In full and without alteration, give the listing again.

DATA EXTRACT »

※ ※ ※

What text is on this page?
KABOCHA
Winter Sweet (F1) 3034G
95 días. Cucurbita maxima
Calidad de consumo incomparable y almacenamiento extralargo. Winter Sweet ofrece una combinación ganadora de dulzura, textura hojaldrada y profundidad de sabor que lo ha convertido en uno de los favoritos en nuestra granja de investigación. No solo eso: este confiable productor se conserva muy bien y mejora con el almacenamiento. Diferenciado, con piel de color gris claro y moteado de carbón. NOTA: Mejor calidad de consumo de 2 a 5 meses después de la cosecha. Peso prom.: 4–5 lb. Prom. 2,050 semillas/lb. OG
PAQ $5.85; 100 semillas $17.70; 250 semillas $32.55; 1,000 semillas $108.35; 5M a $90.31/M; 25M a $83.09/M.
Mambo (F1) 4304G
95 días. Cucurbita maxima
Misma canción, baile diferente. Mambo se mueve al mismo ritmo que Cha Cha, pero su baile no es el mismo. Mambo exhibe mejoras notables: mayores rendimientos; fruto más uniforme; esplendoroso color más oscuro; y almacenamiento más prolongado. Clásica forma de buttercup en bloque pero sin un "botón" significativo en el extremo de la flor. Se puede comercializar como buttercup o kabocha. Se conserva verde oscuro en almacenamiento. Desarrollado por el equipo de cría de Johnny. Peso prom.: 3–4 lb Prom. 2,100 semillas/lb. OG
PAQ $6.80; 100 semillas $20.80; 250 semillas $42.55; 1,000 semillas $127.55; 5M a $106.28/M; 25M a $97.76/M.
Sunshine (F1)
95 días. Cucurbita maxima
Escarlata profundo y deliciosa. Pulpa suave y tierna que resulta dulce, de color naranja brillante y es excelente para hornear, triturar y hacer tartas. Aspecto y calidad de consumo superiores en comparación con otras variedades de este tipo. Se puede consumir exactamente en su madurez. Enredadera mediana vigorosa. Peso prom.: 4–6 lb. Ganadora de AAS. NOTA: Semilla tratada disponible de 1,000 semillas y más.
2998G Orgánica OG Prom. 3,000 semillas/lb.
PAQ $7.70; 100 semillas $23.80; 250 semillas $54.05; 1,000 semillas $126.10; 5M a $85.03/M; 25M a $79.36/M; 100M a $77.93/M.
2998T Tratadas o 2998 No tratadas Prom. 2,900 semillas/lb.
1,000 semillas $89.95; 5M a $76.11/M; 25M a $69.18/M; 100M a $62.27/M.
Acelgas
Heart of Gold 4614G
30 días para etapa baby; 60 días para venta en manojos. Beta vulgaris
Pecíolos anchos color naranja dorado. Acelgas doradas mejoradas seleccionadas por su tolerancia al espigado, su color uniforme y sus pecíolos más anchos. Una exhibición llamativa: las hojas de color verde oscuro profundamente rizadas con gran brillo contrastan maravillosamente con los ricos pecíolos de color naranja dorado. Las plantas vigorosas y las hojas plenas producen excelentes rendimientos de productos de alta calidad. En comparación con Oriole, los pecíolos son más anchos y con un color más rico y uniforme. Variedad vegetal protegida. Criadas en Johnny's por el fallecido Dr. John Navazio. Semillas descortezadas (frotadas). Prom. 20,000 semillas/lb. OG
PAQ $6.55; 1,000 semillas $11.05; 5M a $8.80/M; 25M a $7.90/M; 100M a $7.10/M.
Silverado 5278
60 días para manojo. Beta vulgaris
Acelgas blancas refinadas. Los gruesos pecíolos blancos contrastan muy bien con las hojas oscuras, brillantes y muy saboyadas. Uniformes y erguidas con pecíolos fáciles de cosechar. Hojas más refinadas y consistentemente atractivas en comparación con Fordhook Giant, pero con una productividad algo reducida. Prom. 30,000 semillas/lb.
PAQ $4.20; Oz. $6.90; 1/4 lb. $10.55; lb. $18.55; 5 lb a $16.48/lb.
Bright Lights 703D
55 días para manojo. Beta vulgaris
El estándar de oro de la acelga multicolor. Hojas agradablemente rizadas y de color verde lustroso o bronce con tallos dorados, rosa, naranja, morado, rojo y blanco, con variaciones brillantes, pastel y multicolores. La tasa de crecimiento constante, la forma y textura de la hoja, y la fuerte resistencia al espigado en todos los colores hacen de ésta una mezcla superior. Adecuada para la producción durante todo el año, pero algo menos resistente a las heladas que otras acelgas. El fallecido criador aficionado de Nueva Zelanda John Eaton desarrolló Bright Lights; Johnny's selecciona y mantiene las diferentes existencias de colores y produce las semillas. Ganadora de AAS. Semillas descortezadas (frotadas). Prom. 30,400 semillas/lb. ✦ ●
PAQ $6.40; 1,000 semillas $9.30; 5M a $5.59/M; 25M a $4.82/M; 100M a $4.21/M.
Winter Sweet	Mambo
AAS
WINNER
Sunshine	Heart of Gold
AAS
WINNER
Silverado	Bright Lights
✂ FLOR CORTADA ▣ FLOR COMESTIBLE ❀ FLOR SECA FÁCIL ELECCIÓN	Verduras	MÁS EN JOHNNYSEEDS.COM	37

※ ※ ※

RESULT FOR THIS EXERCISE »
What text is on this page?
KABOCHA
Winter Sweet (F1) 3034G
95 días. Cucurbita maxima
Calidad de consumo incomparable y almacenamiento extralargo. Winter Sweet ofrece una combinación ganadora de dulzura, textura hojaldrada y profundidad de sabor que lo ha convertido en uno de los favoritos en nuestra granja de investigación. No solo eso: este confiable productor se conserva muy bien y mejora con el almacenamiento. Diferenciado, con piel de color gris claro y moteado de carbón. NOTA: Mejor calidad de consumo de 2 a 5 meses después de la cosecha. Peso prom.: 4–5 lb. Prom. 2,050 semillas/lb. OG
PAQ $5.85; 100 semillas $17.70; 250 semillas $32.55; 1,000 semillas $108.35; 5M a $90.31/M; 25M a $83.09/M.
Mambo (F1) 4304G
95 días. Cucurbita maxima
Misma canción, baile diferente. Mambo se mueve al mismo ritmo que Cha Cha, pero su baile no es el mismo. Mambo exhibe mejoras notables: mayores rendimientos; fruto más uniforme; esplendoroso color más oscuro; y almacenamiento más prolongado. Clásica forma de buttercup en bloque pero sin un "botón" significativo en el extremo de la flor. Se puede comercializar como buttercup o kabocha. Se conserva verde oscuro en almacenamiento. Desarrollado por el equipo de cría de Johnny. Peso prom.: 3–4 lb Prom. 2,100 semillas/lb. OG
PAQ $6.80; 100 semillas $20.80; 250 semillas $42.55; 1,000 semillas $127.55; 5M a $106.28/M; 25M a $97.76/M.
Sunshine (F1)
95 días. Cucurbita maxima
Escarlata profundo y deliciosa. Pulpa suave y tierna que resulta dulce, de color naranja brillante y es excelente para hornear, triturar y hacer tartas. Aspecto y calidad de consumo superiores en comparación con otras variedades de este tipo. Se puede consumir exactamente en su madurez. Enredadera mediana vigorosa. Peso prom.: 4–6 lb. Ganadora de AAS. NOTA: Semilla tratada disponible de 1,000 semillas y más.
2998G Orgánica OG Prom. 3,000 semillas/lb.
PAQ $7.70; 100 semillas $23.80; 250 semillas $54.05; 1,000 semillas $126.10; 5M a $85.03/M; 25M a $79.36/M; 100M a $77.93/M.
2998T Tratadas o 2998 No tratadas Prom. 2,900 semillas/lb.
1,000 semillas $89.95; 5M a $76.11/M; 25M a $69.18/M; 100M a $62.27/M.
Acelgas
Heart of Gold 4614G
30 días para etapa baby; 60 días para venta en manojos. Beta vulgaris
Pecíolos anchos color naranja dorado. Acelgas doradas mejoradas seleccionadas por su tolerancia al espigado, su color uniforme y sus pecíolos más anchos. Una exhibición llamativa: las hojas de color verde oscuro profundamente rizadas con gran brillo contrastan maravillosamente con los ricos pecíolos de color naranja dorado. Las plantas vigorosas y las hojas plenas producen excelentes rendimientos de productos de alta calidad. En comparación con Oriole, los pecíolos son más anchos y con un color más rico y uniforme. Variedad vegetal protegida. Criadas en Johnny's por el fallecido Dr. John Navazio. Semillas descortezadas (frotadas). Prom. 20,000 semillas/lb. OG
PAQ $6.55; 1,000 semillas $11.05; 5M a $8.80/M; 25M a $7.90/M; 100M a $7.10/M.
Silverado 5278
60 días para manojo. Beta vulgaris
Acelgas blancas refinadas. Los gruesos pecíolos blancos contrastan muy bien con las hojas oscuras, brillantes y muy saboyadas. Uniformes y erguidas con pecíolos fáciles de cosechar. Hojas más refinadas y consistentemente atractivas en comparación con Fordhook Giant, pero con una productividad algo reducida. Prom. 30,000 semillas/lb.
PAQ $4.20; Oz. $6.90; 1/4 lb. $10.55; lb. $18.55; 5 lb a $16.48/lb.
Bright Lights 703D
55 días para manojo. Beta vulgaris
El estándar de oro de la acelga multicolor. Hojas agradablemente rizadas y de color verde lustroso o bronce con tallos dorados, rosa, naranja, morado, rojo y blanco, con variaciones brillantes, pastel y multicolores. La tasa de crecimiento constante, la forma y textura de la hoja, y la fuerte resistencia al espigado en todos los colores hacen de ésta una mezcla superior. Adecuada para la producción durante todo el año, pero algo menos resistente a las heladas que otras acelgas. El fallecido criador aficionado de Nueva Zelanda John Eaton desarrolló Bright Lights; Johnny's selecciona y mantiene las diferentes existencias de colores y produce las semillas. Ganadora de AAS. Semillas descortezadas (frotadas). Prom. 30,400 semillas/lb. ✦ ●
PAQ $6.40; 1,000 semillas $9.30; 5M a $5.59/M; 25M a $4.82/M; 100M a $4.21/M.
Winter Sweet	Mambo
AAS
WINNER
Sunshine	Heart of Gold
AAS
WINNER
Silverado	Bright Lights
✂ FLOR CORTADA ▣ FLOR COMESTIBLE ❀ FLOR SECA FÁCIL ELECCIÓN	Verduras	MÁS EN JOHNNYSEEDS.COM	37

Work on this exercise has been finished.